** Begin INFORMATION SHOWN **
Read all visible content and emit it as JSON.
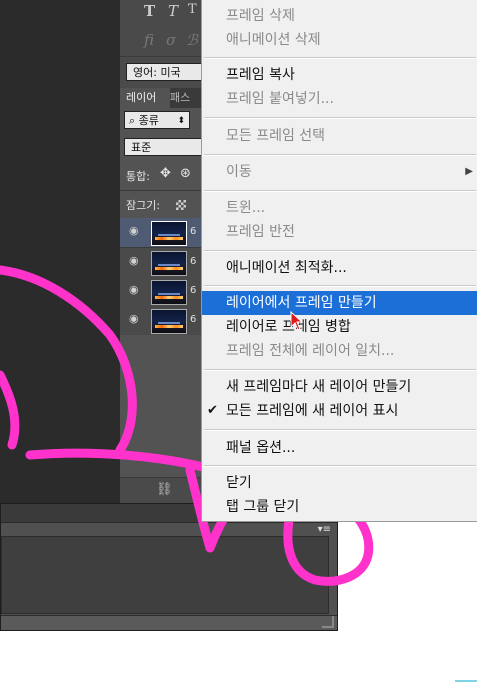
{
  "ps_panel": {
    "type_tools": [
      "T",
      "T",
      "T"
    ],
    "icon_row_2": [
      "fi",
      "σ",
      "ℬ"
    ],
    "language": "영어: 미국",
    "tabs": [
      "레이어",
      "패스"
    ],
    "kind_filter": "종류",
    "blend_mode": "표준",
    "unify_label": "통합:",
    "lock_label": "잠그기:",
    "layers": [
      {
        "num": "6"
      },
      {
        "num": "6"
      },
      {
        "num": "6"
      },
      {
        "num": "6"
      }
    ]
  },
  "context_menu": {
    "items": [
      {
        "label": "프레임 삭제",
        "enabled": false
      },
      {
        "label": "애니메이션 삭제",
        "enabled": false
      },
      {
        "label": "프레임 복사",
        "enabled": true
      },
      {
        "label": "프레임 붙여넣기...",
        "enabled": false
      },
      {
        "label": "모든 프레임 선택",
        "enabled": false
      },
      {
        "label": "이동",
        "enabled": false,
        "submenu": true
      },
      {
        "label": "트윈...",
        "enabled": false
      },
      {
        "label": "프레임 반전",
        "enabled": false
      },
      {
        "label": "애니메이션 최적화...",
        "enabled": true
      },
      {
        "label": "레이어에서 프레임 만들기",
        "enabled": true,
        "highlighted": true
      },
      {
        "label": "레이어로 프레임 병합",
        "enabled": true
      },
      {
        "label": "프레임 전체에 레이어 일치...",
        "enabled": false
      },
      {
        "label": "새 프레임마다 새 레이어 만들기",
        "enabled": true
      },
      {
        "label": "모든 프레임에 새 레이어 표시",
        "enabled": true,
        "checked": true
      },
      {
        "label": "패널 옵션...",
        "enabled": true
      },
      {
        "label": "닫기",
        "enabled": true
      },
      {
        "label": "탭 그룹 닫기",
        "enabled": true
      }
    ]
  },
  "colors": {
    "highlight": "#1c6fd6",
    "annotation": "#ff33cc"
  }
}
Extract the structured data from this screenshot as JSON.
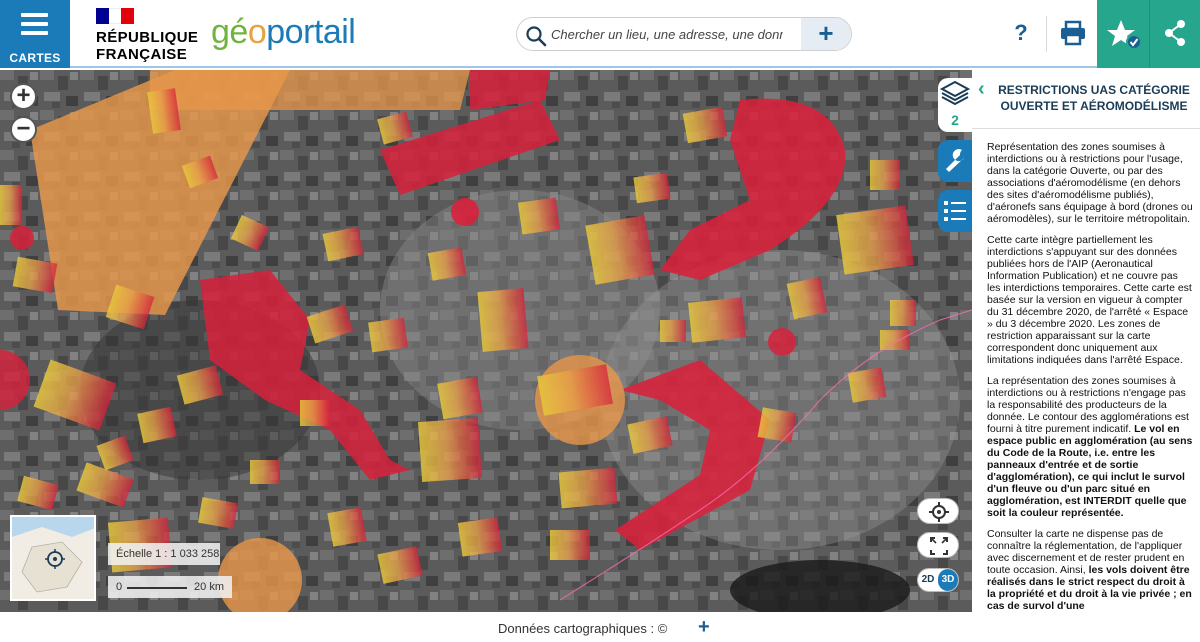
{
  "header": {
    "menu_label": "CARTES",
    "republic_line1": "RÉPUBLIQUE",
    "republic_line2": "FRANÇAISE",
    "logo_part1": "gé",
    "logo_part2": "o",
    "logo_part3": "portail",
    "search_placeholder": "Chercher un lieu, une adresse, une donnée",
    "search_add": "+",
    "help_label": "?",
    "colors": {
      "menu": "#1b7bb8",
      "accent": "#26a78d",
      "flag_blue": "#000091",
      "flag_red": "#e1000f"
    }
  },
  "map": {
    "zoom_in": "+",
    "zoom_out": "−",
    "layers_count": "2",
    "scale_text": "Échelle 1 : 1 033 258",
    "scale_start": "0",
    "scale_end": "20 km",
    "mode_2d": "2D",
    "mode_3d": "3D",
    "zone_colors": {
      "red": "#d8213b",
      "orange": "#e8974a",
      "yellow": "#e8c93c"
    }
  },
  "panel": {
    "title": "RESTRICTIONS UAS CATÉGORIE OUVERTE ET AÉROMODÉLISME",
    "p1": "Représentation des zones soumises à interdictions ou à restrictions pour l'usage, dans la catégorie Ouverte, ou par des associations d'aéromodélisme (en dehors des sites d'aéromodélisme publiés), d'aéronefs sans équipage à bord (drones ou aéromodèles), sur le territoire métropolitain.",
    "p2": "Cette carte intègre partiellement les interdictions s'appuyant sur des données publiées hors de l'AIP (Aeronautical Information Publication) et ne couvre pas les interdictions temporaires. Cette carte est basée sur la version en vigueur à compter du 31 décembre 2020, de l'arrêté « Espace » du 3 décembre 2020. Les zones de restriction apparaissant sur la carte correspondent donc uniquement aux limitations indiquées dans l'arrêté Espace.",
    "p3a": "La représentation des zones soumises à interdictions ou à restrictions n'engage pas la responsabilité des producteurs de la donnée. Le contour des agglomérations est fourni à titre purement indicatif.",
    "p3b": "Le vol en espace public en agglomération (au sens du Code de la Route, i.e. entre les panneaux d'entrée et de sortie d'agglomération), ce qui inclut le survol d'un fleuve ou d'un parc situé en agglomération, est INTERDIT quelle que soit la couleur représentée.",
    "p4a": "Consulter la carte ne dispense pas de connaître la réglementation, de l'appliquer avec discernement et de rester prudent en toute occasion. Ainsi,",
    "p4b": "les vols doivent être réalisés dans le strict respect du droit à la propriété et du droit à la vie privée ; en cas de survol d'une"
  },
  "footer": {
    "text": "Données cartographiques : ©",
    "plus": "+"
  }
}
** End INFORMATION SHOWN **
Gather from the records above every line containing the string "survol".

    "p3b": "Le vol en espace public en agglomération (au sens du Code de la Route, i.e. entre les panneaux d'entrée et de sortie d'agglomération), ce qui inclut le survol d'un fleuve ou d'un parc situé en agglomération, est INTERDIT quelle que soit la couleur représentée.",
    "p4b": "les vols doivent être réalisés dans le strict respect du droit à la propriété et du droit à la vie privée ; en cas de survol d'une"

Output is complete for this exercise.